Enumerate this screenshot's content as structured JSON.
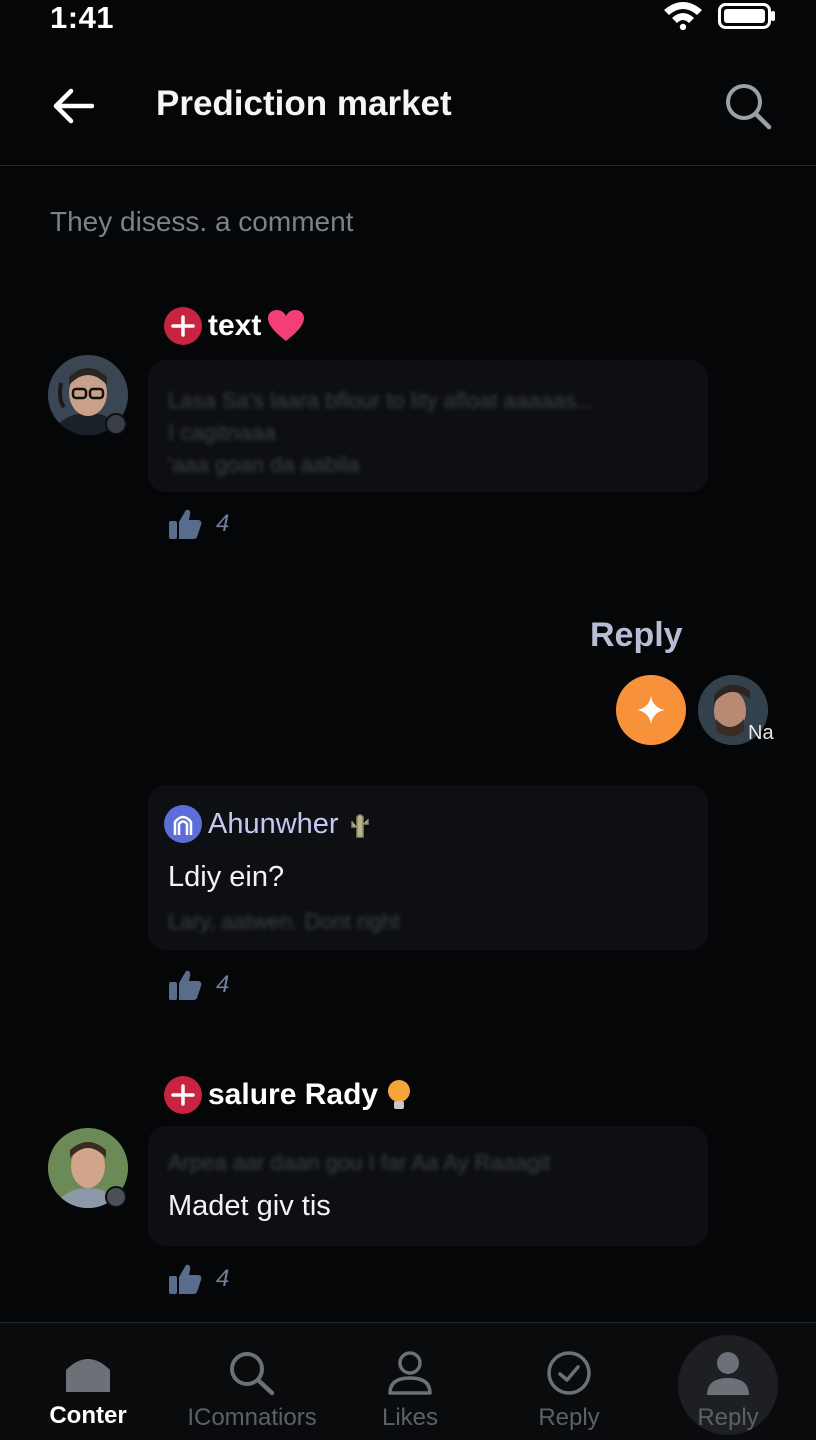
{
  "status_bar": {
    "time": "1:41"
  },
  "header": {
    "title": "Prediction market"
  },
  "section": {
    "subtitle": "They disess. a comment"
  },
  "comments": [
    {
      "author": "text",
      "blurred_lines": [
        "Lasa Sa's laara bflour to lity afloat aaaaas...",
        "I cagitnaaa",
        "'aaa goan da aabila"
      ],
      "likes": "4"
    },
    {
      "author": "Ahunwher",
      "text": "Ldiy ein?",
      "blurred_lines": [
        "Lary, aatwen. Dont right"
      ],
      "likes": "4"
    },
    {
      "author": "salure Rady",
      "text": "Madet giv tis",
      "blurred_lines": [
        "Arpea aar daan gou I far Aa Ay Raaagit"
      ],
      "likes": "4"
    }
  ],
  "reply": {
    "label": "Reply",
    "avatar_tag": "Na"
  },
  "nav": {
    "items": [
      {
        "label": "Conter"
      },
      {
        "label": "IComnatiors"
      },
      {
        "label": "Likes"
      },
      {
        "label": "Reply"
      },
      {
        "label": "Reply"
      }
    ]
  },
  "colors": {
    "background": "#050607",
    "accent_orange": "#f7913a",
    "badge_red": "#c8243f",
    "like_blue": "#6f7f9c",
    "reply_label": "#b7bdd4"
  }
}
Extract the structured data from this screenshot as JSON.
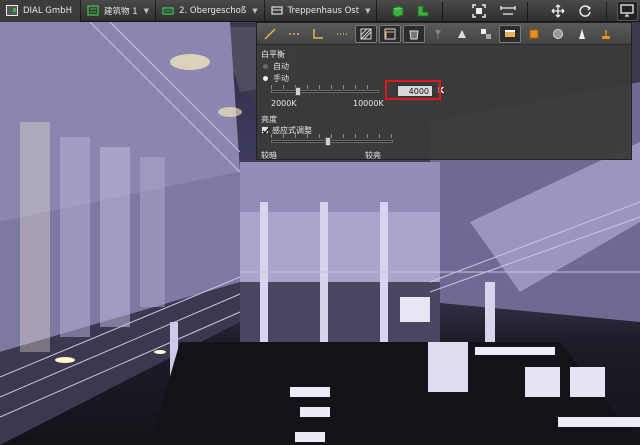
{
  "toolbar": {
    "project": "DIAL GmbH",
    "building": "建筑物 1",
    "floor": "2. Obergeschoß",
    "room": "Treppenhaus Ost",
    "icons": [
      "project-icon",
      "building-icon",
      "floor-icon",
      "room-icon",
      "cube-icon",
      "floorplan-icon",
      "fit-view-icon",
      "measure-icon",
      "move-icon",
      "rotate-icon",
      "monitor-icon"
    ]
  },
  "panel": {
    "white_balance_heading": "白平衡",
    "mode_auto": "自动",
    "mode_manual": "手动",
    "kelvin_value": "4000",
    "kelvin_unit": "K",
    "kelvin_min": "2000K",
    "kelvin_max": "10000K",
    "kelvin_slider_fraction": 0.25,
    "brightness_heading": "亮度",
    "adaptive_label": "感应式调整",
    "adaptive_checked": true,
    "darker_label": "较暗",
    "brighter_label": "较亮",
    "brightness_slider_fraction": 0.47,
    "tool_icons": [
      "line-tool-icon",
      "dashed-line-icon",
      "corner-icon",
      "dotted-icon",
      "hatch-icon",
      "hatch-alt-icon",
      "bucket-icon",
      "lamp-icon",
      "cone-light-icon",
      "quad-icon",
      "display-icon",
      "orange-box-icon",
      "sphere-icon",
      "spot-icon",
      "floor-lamp-icon"
    ]
  },
  "colors": {
    "accent_green": "#3cb043",
    "highlight_red": "#e0161c",
    "toolbar_bg": "#3a3a3a"
  }
}
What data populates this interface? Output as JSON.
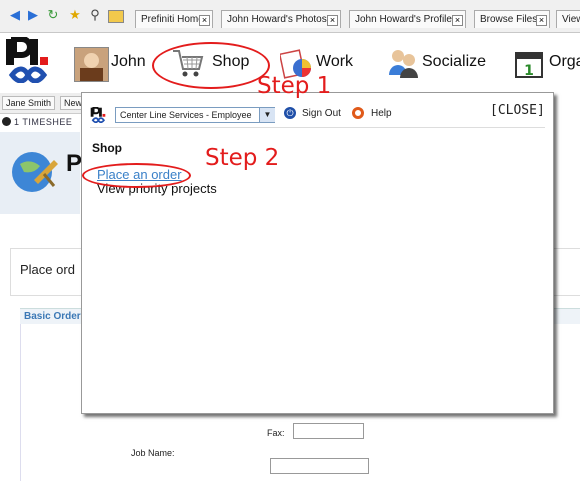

◆ Written request ◆
Omit every picture while copying the listing above exactly.

◆ In response ◆
Enumerate this screenshot's content as structured JSON.
{
  "status_bar": {
    "time": "1:41"
  },
  "header": {
    "title": "Prediction market"
  },
  "section": {
    "subtitle": "They disess. a comment"
  },
  "comments": [
    {
      "author": "text",
      "blurred_lines": [
        "Lasa Sa's laara bflour to lity afloat aaaaas...",
        "I cagitnaaa",
        "'aaa goan da aabila"
      ],
      "likes": "4"
    },
    {
      "author": "Ahunwher",
      "text": "Ldiy ein?",
      "blurred_lines": [
        "Lary, aatwen. Dont right"
      ],
      "likes": "4"
    },
    {
      "author": "salure Rady",
      "text": "Madet giv tis",
      "blurred_lines": [
        "Arpea aar daan gou I far Aa Ay Raaagit"
      ],
      "likes": "4"
    }
  ],
  "reply": {
    "label": "Reply",
    "avatar_tag": "Na"
  },
  "nav": {
    "items": [
      {
        "label": "Conter"
      },
      {
        "label": "IComnatiors"
      },
      {
        "label": "Likes"
      },
      {
        "label": "Reply"
      },
      {
        "label": "Reply"
      }
    ]
  },
  "colors": {
    "background": "#050607",
    "accent_orange": "#f7913a",
    "badge_red": "#c8243f",
    "like_blue": "#6f7f9c",
    "reply_label": "#b7bdd4"
  }
}
Extract the structured data from this screenshot as JSON.
{
  "toolbar": {
    "project": "DIAL GmbH",
    "building": "建筑物 1",
    "floor": "2. Obergeschoß",
    "room": "Treppenhaus Ost",
    "icons": [
      "project-icon",
      "building-icon",
      "floor-icon",
      "room-icon",
      "cube-icon",
      "floorplan-icon",
      "fit-view-icon",
      "measure-icon",
      "move-icon",
      "rotate-icon",
      "monitor-icon"
    ]
  },
  "panel": {
    "white_balance_heading": "白平衡",
    "mode_auto": "自动",
    "mode_manual": "手动",
    "kelvin_value": "4000",
    "kelvin_unit": "K",
    "kelvin_min": "2000K",
    "kelvin_max": "10000K",
    "kelvin_slider_fraction": 0.25,
    "brightness_heading": "亮度",
    "adaptive_label": "感应式调整",
    "adaptive_checked": true,
    "darker_label": "较暗",
    "brighter_label": "较亮",
    "brightness_slider_fraction": 0.47,
    "tool_icons": [
      "line-tool-icon",
      "dashed-line-icon",
      "corner-icon",
      "dotted-icon",
      "hatch-icon",
      "hatch-alt-icon",
      "bucket-icon",
      "lamp-icon",
      "cone-light-icon",
      "quad-icon",
      "display-icon",
      "orange-box-icon",
      "sphere-icon",
      "spot-icon",
      "floor-lamp-icon"
    ]
  },
  "colors": {
    "accent_green": "#3cb043",
    "highlight_red": "#e0161c",
    "toolbar_bg": "#3a3a3a"
  }
}
What data populates this interface? Output as JSON.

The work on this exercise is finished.